(Entries taken from a collection)
----
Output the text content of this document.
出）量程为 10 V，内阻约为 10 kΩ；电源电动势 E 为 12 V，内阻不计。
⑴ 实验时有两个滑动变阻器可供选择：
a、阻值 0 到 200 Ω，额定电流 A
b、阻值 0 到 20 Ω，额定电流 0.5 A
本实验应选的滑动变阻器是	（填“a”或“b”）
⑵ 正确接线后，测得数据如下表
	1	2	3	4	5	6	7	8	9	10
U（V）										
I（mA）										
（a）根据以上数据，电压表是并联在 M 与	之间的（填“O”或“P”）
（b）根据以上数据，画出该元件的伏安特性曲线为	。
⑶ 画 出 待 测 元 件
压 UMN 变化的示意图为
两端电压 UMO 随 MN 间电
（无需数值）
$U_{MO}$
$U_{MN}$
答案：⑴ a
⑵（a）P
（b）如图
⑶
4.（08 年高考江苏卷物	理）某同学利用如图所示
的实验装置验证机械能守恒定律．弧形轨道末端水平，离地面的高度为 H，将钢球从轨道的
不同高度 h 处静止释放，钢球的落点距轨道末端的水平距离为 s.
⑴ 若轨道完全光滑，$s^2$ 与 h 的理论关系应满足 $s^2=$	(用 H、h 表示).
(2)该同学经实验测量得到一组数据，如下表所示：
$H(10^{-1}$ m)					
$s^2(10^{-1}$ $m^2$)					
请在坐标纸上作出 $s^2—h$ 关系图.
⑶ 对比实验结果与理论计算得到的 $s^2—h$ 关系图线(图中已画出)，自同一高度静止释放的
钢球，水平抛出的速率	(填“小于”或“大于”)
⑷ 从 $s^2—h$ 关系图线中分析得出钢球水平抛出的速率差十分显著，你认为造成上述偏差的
----
◆ **What the task requires**
Repeat every record, keeping each word and mark exactly as it is.

◆ **Task solution**
Output the text content of this document.
出）量程为 10 V，内阻约为 10 kΩ；电源电动势 E 为 12 V，内阻不计。
⑴ 实验时有两个滑动变阻器可供选择：
a、阻值 0 到 200 Ω，额定电流 A
b、阻值 0 到 20 Ω，额定电流 0.5 A
本实验应选的滑动变阻器是	（填“a”或“b”）
⑵ 正确接线后，测得数据如下表
	1	2	3	4	5	6	7	8	9	10
U（V）										
I（mA）										
（a）根据以上数据，电压表是并联在 M 与	之间的（填“O”或“P”）
（b）根据以上数据，画出该元件的伏安特性曲线为	。
⑶ 画 出 待 测 元 件
压 UMN 变化的示意图为
两端电压 UMO 随 MN 间电
（无需数值）
$U_{MO}$
$U_{MN}$
答案：⑴ a
⑵（a）P
（b）如图
⑶
4.（08 年高考江苏卷物	理）某同学利用如图所示
的实验装置验证机械能守恒定律．弧形轨道末端水平，离地面的高度为 H，将钢球从轨道的
不同高度 h 处静止释放，钢球的落点距轨道末端的水平距离为 s.
⑴ 若轨道完全光滑，$s^2$ 与 h 的理论关系应满足 $s^2=$	(用 H、h 表示).
(2)该同学经实验测量得到一组数据，如下表所示：
$H(10^{-1}$ m)					
$s^2(10^{-1}$ $m^2$)					
请在坐标纸上作出 $s^2—h$ 关系图.
⑶ 对比实验结果与理论计算得到的 $s^2—h$ 关系图线(图中已画出)，自同一高度静止释放的
钢球，水平抛出的速率	(填“小于”或“大于”)
⑷ 从 $s^2—h$ 关系图线中分析得出钢球水平抛出的速率差十分显著，你认为造成上述偏差的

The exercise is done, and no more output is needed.